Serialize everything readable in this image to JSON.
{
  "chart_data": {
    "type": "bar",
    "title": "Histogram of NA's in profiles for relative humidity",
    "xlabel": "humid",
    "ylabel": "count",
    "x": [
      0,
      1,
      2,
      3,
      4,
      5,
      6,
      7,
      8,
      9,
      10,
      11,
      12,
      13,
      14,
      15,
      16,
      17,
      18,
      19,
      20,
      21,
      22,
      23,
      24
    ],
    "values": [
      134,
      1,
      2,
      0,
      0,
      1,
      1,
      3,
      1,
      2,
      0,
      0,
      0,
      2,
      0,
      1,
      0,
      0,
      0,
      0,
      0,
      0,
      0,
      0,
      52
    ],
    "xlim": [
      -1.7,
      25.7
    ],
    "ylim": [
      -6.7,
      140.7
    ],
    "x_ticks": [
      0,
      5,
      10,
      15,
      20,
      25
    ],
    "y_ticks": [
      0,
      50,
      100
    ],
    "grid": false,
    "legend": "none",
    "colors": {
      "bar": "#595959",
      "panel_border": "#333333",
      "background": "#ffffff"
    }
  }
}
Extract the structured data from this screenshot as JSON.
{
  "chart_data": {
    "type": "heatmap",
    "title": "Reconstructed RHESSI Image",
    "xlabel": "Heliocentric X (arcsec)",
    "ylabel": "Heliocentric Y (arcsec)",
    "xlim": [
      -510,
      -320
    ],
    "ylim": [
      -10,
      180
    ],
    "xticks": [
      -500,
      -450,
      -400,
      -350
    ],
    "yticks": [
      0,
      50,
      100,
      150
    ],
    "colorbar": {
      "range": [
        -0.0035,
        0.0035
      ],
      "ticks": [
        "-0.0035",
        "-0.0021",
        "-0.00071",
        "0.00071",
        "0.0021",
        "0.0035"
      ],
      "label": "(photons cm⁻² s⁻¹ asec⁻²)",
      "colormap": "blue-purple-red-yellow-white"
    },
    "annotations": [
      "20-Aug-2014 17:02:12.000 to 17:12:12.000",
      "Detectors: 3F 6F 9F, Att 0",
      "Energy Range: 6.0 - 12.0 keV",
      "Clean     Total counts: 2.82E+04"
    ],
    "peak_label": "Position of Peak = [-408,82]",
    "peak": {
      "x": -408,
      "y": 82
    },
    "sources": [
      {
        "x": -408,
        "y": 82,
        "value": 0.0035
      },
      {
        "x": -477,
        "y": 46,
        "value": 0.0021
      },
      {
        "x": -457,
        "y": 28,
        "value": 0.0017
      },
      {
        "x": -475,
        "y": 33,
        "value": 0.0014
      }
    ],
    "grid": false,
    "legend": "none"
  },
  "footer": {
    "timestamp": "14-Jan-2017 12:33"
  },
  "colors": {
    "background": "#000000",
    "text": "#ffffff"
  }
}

→ Short problem: List the lines of the material in which the word "xlabel" occurs.

→ Right answer:
    "xlabel": "humid",
    "xlabel": "Heliocentric X (arcsec)",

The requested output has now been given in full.